THE EXERCISE:
State the number of lines that hold the string "title", with nothing added.

INPUT:

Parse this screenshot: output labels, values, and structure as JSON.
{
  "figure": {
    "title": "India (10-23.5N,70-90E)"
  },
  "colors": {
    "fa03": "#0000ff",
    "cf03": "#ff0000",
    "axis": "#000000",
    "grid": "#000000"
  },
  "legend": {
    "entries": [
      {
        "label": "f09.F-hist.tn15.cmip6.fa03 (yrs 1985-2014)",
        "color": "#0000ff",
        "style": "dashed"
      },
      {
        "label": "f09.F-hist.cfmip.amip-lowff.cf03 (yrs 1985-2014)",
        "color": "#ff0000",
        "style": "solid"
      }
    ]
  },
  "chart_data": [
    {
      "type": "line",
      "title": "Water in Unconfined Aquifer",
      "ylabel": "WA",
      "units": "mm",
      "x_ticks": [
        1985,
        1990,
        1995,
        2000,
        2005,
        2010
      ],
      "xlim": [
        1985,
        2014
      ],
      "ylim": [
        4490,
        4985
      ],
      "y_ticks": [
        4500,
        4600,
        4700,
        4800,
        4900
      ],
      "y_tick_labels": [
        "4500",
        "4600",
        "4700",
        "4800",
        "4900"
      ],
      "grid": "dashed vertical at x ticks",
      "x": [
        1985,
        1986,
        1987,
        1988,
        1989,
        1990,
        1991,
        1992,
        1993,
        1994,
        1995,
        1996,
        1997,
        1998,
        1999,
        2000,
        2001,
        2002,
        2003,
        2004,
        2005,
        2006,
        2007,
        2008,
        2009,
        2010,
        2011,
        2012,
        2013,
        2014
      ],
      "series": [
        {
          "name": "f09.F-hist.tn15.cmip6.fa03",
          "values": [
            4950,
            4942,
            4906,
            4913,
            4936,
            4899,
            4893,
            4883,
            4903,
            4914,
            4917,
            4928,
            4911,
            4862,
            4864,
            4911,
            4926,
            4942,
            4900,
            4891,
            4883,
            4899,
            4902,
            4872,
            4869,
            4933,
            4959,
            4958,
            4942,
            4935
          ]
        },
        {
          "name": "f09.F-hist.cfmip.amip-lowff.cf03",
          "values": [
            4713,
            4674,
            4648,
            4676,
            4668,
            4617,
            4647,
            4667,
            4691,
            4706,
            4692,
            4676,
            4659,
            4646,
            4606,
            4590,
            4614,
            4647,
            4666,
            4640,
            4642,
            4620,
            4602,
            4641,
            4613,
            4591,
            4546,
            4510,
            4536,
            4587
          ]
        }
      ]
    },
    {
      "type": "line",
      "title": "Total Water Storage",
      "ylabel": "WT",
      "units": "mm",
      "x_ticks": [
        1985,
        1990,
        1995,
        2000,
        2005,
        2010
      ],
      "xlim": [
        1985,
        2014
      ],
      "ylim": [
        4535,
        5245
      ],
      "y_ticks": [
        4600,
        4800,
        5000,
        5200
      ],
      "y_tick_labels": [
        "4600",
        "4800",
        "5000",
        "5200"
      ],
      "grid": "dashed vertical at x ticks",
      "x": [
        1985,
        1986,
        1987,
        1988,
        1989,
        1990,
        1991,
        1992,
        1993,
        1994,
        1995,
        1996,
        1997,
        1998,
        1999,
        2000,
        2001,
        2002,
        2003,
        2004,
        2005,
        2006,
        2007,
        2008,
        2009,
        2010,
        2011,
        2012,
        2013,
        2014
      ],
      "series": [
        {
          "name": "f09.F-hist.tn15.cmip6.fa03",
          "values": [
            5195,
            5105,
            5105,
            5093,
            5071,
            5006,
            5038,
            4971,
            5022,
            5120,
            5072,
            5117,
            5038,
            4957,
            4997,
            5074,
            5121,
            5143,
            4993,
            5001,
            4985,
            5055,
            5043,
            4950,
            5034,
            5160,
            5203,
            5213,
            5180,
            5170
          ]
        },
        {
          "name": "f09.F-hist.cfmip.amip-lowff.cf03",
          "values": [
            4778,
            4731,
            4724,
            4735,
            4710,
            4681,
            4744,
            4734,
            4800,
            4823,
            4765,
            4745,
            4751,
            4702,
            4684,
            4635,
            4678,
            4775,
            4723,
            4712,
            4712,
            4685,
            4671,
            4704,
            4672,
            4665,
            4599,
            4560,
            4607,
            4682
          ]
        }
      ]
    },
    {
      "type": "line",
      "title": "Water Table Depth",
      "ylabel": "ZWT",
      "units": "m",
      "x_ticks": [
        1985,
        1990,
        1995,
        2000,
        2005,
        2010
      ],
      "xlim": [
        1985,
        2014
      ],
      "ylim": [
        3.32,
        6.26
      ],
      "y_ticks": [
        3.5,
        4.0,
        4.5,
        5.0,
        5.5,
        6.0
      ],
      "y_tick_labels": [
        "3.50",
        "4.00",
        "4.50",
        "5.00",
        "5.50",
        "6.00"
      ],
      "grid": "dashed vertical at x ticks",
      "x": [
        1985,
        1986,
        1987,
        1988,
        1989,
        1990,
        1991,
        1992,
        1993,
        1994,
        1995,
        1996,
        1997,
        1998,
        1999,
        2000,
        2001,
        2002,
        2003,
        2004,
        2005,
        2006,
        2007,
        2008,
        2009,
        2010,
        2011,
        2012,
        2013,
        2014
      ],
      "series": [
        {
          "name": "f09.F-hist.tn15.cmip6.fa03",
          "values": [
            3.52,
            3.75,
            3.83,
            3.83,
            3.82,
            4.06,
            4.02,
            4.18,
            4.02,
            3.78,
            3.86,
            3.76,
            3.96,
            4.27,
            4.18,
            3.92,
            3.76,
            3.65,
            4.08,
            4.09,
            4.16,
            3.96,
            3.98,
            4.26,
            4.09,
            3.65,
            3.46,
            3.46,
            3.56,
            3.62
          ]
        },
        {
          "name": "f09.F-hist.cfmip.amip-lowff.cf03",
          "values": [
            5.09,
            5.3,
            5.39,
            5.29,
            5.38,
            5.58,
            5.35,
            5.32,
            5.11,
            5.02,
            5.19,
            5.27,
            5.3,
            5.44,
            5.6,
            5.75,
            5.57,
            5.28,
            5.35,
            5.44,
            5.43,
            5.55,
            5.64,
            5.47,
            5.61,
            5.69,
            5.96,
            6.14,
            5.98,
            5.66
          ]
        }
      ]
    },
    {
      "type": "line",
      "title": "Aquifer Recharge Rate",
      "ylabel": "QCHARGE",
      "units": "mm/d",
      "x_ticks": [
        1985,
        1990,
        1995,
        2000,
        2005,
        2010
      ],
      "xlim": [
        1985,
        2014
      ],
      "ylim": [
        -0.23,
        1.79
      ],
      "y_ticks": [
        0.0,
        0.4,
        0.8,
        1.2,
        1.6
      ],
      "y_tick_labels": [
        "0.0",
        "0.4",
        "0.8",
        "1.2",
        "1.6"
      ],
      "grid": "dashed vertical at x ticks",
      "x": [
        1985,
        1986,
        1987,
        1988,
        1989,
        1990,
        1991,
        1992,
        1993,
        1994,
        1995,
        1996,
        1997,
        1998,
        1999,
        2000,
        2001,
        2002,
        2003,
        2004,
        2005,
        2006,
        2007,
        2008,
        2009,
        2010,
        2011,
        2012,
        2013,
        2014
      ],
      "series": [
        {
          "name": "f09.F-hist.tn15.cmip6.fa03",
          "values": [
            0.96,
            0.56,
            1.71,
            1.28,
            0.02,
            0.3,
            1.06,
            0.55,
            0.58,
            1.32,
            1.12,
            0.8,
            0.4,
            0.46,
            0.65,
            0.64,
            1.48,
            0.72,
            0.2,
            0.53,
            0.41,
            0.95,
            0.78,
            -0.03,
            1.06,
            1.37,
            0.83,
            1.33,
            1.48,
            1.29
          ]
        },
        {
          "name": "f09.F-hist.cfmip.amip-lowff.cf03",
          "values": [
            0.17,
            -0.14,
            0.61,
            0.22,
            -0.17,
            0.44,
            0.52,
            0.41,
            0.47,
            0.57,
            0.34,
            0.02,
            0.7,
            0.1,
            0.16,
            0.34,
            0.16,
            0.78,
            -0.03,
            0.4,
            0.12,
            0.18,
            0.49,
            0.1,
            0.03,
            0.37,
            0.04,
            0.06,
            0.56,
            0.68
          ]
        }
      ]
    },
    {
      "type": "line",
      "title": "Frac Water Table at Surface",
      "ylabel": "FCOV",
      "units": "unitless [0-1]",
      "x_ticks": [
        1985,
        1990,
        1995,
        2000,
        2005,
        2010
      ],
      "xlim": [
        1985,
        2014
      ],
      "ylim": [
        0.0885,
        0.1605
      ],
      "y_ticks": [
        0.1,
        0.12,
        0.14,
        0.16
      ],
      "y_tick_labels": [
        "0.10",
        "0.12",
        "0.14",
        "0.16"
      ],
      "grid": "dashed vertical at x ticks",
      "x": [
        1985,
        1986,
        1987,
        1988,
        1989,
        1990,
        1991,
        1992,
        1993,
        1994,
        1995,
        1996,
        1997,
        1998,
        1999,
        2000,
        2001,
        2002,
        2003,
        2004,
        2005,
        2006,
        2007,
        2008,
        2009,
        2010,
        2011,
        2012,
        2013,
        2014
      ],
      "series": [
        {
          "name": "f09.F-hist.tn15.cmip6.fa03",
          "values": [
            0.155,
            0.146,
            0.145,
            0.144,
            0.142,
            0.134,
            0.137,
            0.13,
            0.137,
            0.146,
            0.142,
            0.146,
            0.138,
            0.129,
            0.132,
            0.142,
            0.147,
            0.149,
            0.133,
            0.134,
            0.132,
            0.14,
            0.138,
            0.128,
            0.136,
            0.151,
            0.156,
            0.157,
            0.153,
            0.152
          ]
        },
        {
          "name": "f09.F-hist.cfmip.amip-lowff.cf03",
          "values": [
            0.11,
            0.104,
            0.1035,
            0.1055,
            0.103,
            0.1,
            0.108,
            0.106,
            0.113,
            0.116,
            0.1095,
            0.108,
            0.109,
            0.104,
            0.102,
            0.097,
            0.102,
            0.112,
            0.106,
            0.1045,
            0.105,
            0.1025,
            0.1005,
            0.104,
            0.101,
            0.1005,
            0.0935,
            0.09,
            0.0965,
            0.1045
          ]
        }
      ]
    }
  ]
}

EXERCISE RESULT:
6